== Material for this task ==

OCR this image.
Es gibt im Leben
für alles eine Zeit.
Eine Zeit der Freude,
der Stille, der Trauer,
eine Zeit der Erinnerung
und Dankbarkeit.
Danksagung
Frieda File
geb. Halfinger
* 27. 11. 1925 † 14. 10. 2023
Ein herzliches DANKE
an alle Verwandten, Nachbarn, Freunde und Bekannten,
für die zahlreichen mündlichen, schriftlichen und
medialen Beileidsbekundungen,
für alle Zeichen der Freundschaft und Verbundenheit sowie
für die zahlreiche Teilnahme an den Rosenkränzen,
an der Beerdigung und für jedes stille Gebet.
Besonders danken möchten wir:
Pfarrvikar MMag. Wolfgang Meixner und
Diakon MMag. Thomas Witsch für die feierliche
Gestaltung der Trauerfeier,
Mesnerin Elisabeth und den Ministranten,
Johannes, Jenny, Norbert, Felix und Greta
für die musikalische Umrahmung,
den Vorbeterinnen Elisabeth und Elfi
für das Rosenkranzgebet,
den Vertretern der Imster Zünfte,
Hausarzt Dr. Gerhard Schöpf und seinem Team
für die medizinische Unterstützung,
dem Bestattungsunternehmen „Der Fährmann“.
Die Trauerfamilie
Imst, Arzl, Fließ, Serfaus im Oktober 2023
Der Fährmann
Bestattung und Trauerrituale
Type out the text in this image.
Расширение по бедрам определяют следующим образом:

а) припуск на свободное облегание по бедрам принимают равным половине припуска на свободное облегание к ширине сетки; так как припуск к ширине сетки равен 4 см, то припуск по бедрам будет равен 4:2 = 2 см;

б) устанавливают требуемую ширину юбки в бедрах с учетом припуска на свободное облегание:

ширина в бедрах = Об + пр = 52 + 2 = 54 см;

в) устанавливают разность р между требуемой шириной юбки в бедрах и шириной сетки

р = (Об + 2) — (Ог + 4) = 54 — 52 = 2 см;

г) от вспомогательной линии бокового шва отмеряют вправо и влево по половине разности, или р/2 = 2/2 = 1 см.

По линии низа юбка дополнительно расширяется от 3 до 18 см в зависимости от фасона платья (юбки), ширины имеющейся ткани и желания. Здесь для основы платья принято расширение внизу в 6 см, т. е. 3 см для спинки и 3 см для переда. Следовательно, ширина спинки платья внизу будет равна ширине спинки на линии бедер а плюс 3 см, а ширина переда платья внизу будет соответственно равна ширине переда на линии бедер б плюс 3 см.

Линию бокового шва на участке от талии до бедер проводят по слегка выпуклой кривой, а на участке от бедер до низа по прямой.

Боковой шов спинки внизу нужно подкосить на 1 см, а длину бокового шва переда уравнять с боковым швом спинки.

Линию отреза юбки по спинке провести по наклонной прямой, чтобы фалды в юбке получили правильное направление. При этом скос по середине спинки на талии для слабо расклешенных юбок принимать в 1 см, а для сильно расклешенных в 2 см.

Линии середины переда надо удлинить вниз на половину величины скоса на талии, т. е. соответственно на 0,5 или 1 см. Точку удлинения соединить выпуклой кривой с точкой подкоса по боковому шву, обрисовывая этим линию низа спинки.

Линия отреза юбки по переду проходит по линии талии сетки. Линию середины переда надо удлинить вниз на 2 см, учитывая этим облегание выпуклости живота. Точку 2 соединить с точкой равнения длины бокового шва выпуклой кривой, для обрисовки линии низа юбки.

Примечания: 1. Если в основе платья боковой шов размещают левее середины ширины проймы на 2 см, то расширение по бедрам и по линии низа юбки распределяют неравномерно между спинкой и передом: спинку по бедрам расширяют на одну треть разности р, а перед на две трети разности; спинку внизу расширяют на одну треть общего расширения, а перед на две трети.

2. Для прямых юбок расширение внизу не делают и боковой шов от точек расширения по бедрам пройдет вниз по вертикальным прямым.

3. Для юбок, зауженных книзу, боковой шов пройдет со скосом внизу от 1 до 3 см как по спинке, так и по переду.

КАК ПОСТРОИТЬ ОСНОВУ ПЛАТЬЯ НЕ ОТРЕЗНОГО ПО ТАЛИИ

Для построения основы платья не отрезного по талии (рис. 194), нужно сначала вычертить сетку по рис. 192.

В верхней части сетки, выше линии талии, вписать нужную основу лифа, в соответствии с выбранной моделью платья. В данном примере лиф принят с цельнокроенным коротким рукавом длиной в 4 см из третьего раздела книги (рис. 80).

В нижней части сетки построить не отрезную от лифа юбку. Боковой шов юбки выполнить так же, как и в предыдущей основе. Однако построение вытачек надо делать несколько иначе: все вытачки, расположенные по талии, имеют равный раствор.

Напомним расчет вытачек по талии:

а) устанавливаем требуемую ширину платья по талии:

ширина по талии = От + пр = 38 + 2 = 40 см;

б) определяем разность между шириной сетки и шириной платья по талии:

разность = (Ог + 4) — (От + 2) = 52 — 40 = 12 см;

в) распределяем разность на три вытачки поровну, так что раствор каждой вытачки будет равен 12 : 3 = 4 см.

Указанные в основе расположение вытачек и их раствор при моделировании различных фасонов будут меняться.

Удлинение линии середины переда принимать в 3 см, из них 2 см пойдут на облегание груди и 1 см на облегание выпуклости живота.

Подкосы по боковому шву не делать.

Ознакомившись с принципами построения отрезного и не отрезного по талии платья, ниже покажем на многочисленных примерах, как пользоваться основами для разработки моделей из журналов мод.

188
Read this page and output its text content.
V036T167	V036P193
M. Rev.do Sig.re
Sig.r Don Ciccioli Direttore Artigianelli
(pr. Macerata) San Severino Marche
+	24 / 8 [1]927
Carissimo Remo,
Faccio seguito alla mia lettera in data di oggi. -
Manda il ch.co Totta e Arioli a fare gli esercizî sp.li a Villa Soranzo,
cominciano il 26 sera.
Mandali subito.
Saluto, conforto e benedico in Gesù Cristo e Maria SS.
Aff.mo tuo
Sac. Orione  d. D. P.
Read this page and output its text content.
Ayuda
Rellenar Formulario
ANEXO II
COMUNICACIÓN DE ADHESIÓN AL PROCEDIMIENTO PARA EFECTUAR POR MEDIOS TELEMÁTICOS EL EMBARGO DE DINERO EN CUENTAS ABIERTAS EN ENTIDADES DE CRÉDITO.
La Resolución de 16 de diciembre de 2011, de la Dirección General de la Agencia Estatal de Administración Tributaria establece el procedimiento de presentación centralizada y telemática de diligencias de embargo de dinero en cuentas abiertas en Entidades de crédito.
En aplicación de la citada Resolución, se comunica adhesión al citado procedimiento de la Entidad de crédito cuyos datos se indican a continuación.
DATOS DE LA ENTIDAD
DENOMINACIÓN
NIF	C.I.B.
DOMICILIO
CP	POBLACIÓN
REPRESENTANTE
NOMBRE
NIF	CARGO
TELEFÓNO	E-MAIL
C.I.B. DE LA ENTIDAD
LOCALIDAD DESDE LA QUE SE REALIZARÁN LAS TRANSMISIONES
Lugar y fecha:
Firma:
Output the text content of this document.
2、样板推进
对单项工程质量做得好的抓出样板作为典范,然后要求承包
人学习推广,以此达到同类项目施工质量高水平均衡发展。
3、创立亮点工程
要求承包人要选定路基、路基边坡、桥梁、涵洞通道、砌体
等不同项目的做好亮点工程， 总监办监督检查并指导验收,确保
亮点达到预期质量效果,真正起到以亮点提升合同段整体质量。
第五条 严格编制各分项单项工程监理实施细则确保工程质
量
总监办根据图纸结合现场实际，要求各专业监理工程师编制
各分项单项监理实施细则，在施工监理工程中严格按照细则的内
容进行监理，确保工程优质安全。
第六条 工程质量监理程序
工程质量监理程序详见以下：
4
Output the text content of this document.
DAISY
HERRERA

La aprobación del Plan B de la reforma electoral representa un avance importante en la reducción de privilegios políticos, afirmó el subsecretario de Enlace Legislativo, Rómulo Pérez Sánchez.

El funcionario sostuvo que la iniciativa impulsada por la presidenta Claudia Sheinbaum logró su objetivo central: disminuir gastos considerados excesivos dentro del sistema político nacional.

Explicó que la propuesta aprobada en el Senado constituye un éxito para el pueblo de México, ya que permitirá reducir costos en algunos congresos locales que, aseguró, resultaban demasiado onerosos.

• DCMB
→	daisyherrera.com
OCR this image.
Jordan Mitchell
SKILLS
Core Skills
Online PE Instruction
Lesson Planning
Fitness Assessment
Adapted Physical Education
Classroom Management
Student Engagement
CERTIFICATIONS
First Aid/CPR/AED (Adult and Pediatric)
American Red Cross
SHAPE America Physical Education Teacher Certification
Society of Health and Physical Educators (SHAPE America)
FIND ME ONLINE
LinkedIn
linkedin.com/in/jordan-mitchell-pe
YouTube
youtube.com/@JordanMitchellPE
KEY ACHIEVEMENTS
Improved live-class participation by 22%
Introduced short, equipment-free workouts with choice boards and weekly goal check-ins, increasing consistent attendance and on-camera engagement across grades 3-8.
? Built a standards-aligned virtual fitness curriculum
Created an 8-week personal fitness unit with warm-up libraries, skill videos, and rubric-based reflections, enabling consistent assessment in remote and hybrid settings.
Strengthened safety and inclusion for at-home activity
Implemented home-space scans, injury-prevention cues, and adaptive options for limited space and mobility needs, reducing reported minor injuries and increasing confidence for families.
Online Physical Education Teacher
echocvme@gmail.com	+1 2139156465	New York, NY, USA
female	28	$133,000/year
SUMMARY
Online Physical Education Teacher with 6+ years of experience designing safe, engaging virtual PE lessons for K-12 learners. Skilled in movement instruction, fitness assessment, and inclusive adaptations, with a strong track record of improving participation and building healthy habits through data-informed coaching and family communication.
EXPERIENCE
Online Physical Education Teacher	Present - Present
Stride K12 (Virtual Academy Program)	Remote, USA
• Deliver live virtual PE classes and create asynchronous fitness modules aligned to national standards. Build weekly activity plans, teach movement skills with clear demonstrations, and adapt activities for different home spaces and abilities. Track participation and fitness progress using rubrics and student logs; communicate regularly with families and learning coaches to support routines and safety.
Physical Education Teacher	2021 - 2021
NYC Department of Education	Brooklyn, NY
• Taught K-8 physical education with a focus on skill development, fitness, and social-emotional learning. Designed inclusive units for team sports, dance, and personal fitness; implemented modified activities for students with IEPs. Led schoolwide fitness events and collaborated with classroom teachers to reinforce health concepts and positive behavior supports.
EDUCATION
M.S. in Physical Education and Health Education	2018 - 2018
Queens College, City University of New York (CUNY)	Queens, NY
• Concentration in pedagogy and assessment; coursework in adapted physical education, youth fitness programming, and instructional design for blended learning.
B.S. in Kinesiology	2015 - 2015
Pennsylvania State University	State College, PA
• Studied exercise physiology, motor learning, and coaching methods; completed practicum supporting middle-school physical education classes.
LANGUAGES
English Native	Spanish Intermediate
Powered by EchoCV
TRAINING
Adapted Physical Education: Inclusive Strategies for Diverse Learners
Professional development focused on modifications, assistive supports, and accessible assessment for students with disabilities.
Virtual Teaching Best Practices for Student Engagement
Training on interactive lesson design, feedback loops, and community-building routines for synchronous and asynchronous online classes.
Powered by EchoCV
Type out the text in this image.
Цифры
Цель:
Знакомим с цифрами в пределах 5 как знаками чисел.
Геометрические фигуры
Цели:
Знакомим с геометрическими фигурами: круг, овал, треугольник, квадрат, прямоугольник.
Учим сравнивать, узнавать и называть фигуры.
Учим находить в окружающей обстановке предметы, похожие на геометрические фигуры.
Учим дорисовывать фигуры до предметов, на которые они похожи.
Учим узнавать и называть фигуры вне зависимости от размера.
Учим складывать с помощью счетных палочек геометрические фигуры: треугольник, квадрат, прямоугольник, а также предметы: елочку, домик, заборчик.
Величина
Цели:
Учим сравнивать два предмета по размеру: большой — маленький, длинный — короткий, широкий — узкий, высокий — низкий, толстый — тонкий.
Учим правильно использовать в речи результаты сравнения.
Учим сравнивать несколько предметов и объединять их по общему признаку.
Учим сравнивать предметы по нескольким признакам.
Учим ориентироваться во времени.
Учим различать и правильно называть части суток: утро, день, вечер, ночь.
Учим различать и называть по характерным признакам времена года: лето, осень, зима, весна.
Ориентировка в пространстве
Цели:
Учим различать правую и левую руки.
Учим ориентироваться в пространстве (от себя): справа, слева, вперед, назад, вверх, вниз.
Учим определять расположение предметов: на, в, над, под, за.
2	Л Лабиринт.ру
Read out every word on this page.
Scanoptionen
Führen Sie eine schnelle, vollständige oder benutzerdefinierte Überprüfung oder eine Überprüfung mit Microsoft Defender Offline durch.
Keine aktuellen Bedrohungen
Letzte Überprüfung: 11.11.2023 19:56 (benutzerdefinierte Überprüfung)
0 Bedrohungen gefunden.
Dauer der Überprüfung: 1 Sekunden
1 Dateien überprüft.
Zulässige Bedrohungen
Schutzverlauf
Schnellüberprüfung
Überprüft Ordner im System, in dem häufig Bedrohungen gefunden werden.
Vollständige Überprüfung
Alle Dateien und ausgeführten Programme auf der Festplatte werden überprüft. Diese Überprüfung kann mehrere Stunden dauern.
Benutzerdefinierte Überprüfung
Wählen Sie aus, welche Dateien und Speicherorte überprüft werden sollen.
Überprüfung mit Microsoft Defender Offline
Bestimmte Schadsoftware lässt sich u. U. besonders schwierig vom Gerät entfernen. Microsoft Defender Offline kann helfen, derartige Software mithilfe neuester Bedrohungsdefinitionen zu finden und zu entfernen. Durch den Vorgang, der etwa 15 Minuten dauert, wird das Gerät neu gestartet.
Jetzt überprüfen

===

The task:
Show every line in the records above that contains the word "боковому".

Answer:
Линии середины переда надо удлинить вниз на половину величины скоса на талии, т. е. соответственно на 0,5 или 1 см. Точку удлинения соединить выпуклой кривой с точкой подкоса по боковому шву, обрисовывая этим линию низа спинки.
Подкосы по боковому шву не делать.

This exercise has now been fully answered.